What to produce
Locate the string "marker" in the records below. Copy every line where it occurs.

Records that describe figures:
+++

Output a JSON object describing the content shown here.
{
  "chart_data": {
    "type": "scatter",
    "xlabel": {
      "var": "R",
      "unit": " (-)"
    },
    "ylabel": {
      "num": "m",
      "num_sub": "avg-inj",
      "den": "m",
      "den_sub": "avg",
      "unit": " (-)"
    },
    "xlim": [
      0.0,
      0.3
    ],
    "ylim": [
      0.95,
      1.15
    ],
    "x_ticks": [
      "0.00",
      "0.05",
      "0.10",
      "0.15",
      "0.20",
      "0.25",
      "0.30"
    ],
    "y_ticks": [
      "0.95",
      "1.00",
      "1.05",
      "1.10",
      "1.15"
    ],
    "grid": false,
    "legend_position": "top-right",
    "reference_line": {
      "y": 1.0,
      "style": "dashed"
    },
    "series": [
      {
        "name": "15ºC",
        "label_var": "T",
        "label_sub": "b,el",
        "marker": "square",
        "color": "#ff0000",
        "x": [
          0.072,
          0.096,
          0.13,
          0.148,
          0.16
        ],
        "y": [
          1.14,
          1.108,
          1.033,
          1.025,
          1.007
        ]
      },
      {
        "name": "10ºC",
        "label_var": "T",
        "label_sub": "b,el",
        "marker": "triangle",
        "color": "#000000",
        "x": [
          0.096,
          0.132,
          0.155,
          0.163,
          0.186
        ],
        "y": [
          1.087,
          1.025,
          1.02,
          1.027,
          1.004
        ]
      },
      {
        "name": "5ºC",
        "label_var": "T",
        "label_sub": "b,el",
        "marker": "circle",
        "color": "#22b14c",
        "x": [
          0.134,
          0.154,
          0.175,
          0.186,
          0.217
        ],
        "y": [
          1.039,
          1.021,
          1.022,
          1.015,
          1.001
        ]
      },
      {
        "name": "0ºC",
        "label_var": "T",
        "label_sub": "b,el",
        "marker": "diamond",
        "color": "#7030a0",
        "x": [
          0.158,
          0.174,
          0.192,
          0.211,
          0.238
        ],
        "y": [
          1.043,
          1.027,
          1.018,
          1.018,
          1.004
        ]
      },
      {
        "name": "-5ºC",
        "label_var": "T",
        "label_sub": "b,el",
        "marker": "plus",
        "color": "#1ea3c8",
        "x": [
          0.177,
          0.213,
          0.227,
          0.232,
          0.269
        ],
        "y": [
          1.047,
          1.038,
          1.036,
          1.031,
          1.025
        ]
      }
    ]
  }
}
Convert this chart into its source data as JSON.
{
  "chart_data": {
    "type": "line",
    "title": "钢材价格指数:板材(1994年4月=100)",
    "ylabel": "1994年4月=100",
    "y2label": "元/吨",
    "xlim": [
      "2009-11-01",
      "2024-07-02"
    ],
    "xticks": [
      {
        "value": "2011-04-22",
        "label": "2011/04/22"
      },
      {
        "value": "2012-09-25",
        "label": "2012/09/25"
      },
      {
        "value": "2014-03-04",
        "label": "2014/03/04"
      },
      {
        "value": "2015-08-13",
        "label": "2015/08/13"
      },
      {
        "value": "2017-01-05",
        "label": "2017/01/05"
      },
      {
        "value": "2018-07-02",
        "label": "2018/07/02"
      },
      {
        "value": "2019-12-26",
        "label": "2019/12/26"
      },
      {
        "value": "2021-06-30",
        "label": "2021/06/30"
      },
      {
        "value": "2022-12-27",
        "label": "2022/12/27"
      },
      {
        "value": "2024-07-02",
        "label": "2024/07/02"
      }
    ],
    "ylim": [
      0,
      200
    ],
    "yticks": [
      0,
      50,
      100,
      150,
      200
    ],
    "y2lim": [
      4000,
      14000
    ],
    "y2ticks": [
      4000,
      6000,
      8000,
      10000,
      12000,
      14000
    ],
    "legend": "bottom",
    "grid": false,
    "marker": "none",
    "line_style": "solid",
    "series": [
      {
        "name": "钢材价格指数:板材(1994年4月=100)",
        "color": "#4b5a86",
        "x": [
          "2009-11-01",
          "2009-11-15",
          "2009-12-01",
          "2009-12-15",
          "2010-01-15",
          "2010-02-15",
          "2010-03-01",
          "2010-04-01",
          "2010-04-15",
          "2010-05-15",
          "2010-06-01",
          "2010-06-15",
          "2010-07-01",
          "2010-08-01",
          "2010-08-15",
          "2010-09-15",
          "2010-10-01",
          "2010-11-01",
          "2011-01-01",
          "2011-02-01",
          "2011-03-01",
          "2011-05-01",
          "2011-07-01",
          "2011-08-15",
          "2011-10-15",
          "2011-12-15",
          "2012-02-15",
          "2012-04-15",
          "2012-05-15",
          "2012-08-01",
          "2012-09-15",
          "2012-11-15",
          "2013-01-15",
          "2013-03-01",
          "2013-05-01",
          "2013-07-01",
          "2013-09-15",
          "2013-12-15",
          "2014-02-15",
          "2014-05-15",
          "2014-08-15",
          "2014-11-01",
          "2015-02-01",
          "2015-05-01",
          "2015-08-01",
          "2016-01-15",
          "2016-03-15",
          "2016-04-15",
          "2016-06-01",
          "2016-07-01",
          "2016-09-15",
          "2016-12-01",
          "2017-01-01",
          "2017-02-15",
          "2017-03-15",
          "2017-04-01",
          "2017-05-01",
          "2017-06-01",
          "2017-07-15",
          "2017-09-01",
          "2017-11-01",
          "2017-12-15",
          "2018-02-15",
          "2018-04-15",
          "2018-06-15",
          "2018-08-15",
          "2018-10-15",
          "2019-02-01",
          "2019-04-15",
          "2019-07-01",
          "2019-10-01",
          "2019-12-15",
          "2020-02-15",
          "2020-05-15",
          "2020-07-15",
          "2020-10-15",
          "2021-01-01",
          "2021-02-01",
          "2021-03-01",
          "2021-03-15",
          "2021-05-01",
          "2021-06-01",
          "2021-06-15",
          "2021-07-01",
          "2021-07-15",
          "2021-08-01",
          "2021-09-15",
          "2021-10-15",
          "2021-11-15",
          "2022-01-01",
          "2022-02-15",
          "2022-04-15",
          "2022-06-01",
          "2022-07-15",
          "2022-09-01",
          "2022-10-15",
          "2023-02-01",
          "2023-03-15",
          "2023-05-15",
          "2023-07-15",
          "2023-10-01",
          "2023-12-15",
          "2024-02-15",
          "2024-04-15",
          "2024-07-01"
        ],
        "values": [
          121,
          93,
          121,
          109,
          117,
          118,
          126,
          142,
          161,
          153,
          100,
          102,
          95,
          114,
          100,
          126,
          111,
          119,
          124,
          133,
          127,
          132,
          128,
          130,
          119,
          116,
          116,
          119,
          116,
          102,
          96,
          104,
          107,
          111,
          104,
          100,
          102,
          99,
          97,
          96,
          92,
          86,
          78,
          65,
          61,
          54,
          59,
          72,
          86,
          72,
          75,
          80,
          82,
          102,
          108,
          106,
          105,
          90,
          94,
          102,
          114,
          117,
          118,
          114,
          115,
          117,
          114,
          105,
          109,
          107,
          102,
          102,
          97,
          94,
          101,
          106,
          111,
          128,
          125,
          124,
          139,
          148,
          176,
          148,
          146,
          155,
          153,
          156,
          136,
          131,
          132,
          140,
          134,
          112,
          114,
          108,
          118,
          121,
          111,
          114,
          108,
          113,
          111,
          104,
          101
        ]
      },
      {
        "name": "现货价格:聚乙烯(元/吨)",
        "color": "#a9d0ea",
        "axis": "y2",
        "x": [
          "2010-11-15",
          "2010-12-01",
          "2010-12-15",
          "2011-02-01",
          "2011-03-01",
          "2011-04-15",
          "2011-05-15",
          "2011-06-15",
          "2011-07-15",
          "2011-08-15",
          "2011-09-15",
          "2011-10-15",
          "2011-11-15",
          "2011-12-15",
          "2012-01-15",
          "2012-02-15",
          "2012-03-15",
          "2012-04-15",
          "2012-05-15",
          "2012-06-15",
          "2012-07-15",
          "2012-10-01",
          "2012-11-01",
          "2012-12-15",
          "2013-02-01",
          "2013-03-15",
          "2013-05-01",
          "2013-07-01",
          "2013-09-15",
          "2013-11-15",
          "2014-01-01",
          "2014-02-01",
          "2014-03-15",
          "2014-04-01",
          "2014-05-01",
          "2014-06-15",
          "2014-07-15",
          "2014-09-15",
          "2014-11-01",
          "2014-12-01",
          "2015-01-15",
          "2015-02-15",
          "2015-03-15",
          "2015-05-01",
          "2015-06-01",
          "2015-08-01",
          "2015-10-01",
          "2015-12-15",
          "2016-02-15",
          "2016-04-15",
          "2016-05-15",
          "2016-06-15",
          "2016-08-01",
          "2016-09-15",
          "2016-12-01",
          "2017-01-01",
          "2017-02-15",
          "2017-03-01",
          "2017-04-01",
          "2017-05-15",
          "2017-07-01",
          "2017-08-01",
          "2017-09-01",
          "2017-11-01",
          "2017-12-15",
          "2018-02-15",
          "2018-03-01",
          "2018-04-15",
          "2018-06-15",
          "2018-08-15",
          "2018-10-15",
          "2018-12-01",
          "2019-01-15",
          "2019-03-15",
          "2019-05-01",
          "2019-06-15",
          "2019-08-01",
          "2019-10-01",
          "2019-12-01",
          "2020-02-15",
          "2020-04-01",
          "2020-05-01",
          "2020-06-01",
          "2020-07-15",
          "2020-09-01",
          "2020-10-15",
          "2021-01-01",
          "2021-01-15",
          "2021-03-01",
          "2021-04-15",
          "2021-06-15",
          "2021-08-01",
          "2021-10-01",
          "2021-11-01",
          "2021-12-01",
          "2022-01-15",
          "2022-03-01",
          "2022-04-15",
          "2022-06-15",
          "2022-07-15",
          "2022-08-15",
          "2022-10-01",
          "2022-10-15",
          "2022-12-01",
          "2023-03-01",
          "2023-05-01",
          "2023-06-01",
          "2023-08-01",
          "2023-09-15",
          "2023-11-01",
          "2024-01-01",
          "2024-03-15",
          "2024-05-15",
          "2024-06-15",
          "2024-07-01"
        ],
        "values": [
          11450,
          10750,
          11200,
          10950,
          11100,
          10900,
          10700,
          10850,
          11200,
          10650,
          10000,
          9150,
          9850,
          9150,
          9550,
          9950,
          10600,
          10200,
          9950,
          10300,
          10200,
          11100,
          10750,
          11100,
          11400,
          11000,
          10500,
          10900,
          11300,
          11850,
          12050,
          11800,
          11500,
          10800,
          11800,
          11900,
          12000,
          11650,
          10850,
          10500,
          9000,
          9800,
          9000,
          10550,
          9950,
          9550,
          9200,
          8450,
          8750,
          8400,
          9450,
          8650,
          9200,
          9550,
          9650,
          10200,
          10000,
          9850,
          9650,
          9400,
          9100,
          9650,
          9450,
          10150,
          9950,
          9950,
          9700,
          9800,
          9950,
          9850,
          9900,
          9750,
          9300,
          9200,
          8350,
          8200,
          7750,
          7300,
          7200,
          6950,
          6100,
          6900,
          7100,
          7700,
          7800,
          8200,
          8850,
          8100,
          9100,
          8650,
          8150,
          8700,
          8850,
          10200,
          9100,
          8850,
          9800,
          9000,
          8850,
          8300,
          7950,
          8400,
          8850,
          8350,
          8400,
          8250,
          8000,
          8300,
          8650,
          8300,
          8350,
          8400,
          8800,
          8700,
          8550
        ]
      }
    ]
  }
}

+++

Task answer
        "marker": "square",
        "marker": "triangle",
        "marker": "circle",
        "marker": "diamond",
        "marker": "plus",
    "marker": "none",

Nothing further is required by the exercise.